Short task:
Show all lines from the data that include the word "juice".

Extracted records:
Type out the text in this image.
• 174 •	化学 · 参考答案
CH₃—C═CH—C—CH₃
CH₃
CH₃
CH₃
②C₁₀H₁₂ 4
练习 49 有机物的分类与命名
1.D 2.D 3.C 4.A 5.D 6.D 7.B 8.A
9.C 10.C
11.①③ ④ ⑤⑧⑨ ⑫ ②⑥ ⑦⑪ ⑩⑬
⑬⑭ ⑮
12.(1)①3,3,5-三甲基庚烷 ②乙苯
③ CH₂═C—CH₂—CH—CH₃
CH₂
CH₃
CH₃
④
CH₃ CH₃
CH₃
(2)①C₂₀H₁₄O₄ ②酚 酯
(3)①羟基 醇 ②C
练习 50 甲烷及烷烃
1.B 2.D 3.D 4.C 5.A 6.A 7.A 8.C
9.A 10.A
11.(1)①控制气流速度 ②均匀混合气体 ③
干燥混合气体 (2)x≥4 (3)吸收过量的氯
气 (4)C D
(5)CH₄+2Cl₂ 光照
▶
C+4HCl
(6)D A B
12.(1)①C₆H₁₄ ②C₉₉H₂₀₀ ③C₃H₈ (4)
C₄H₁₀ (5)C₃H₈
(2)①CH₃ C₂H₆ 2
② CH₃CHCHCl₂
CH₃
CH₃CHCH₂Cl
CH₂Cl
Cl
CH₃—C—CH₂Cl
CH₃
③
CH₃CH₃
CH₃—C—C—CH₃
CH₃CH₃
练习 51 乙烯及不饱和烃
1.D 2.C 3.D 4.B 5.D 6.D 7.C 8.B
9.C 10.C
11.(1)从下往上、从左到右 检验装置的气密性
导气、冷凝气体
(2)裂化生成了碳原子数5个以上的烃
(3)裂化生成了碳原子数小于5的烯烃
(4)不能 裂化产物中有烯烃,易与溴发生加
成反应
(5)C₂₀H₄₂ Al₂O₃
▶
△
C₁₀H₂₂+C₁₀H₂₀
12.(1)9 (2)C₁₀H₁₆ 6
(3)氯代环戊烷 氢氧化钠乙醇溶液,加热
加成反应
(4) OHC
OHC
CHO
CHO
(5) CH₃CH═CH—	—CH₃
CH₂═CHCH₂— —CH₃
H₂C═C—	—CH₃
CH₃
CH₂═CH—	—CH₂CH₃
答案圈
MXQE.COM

* * *

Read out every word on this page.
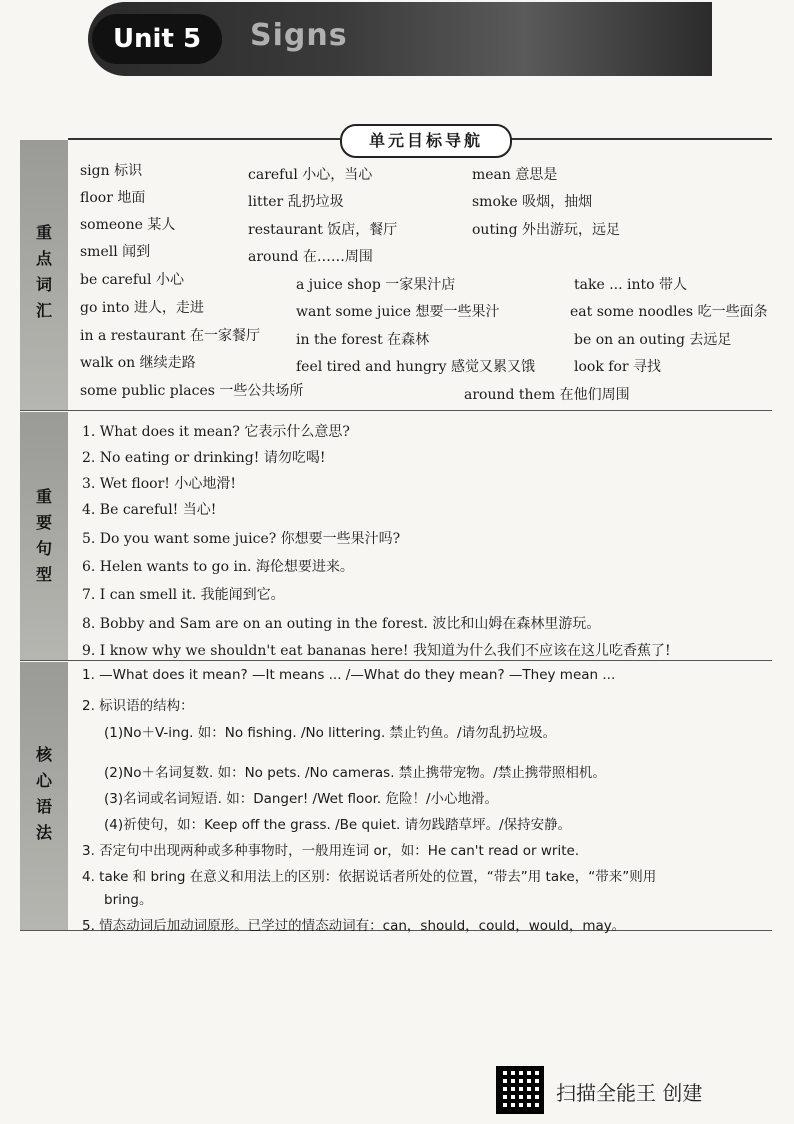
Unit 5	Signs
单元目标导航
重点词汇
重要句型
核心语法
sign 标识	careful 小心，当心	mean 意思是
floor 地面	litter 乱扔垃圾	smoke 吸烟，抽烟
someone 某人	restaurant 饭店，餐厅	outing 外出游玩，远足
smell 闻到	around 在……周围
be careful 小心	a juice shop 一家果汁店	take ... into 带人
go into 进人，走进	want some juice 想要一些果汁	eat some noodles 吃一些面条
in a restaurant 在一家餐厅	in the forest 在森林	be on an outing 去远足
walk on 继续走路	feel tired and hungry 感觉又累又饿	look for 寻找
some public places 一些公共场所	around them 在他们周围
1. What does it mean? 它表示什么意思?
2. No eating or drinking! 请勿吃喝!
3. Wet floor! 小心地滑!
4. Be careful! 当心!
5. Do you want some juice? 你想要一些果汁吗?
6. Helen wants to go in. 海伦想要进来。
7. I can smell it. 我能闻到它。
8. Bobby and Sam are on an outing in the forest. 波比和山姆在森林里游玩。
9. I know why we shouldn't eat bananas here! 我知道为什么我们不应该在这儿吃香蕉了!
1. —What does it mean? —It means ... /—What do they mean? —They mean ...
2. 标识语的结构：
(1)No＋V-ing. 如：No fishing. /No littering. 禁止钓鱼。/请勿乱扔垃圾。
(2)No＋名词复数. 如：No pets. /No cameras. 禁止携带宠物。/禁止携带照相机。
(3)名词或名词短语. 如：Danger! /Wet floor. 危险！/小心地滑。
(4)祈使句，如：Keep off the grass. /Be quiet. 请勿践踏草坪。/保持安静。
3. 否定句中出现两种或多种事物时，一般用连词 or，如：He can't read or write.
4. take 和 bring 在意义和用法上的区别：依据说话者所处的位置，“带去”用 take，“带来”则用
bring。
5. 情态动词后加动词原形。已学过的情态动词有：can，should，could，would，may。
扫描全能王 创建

* * *

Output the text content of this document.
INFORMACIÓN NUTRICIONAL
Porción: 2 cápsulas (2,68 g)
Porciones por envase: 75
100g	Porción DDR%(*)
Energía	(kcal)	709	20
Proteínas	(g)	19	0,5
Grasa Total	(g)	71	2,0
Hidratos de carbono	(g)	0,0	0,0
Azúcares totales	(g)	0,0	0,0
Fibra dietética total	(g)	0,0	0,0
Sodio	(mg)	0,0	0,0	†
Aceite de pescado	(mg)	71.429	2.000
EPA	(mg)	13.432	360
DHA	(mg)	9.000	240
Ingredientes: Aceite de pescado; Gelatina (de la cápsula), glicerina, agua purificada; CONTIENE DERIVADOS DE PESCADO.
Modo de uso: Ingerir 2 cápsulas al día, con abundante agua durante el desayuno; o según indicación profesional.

Full response:
be careful 小心	a juice shop 一家果汁店	take ... into 带人
go into 进人，走进	want some juice 想要一些果汁	eat some noodles 吃一些面条
5. Do you want some juice? 你想要一些果汁吗?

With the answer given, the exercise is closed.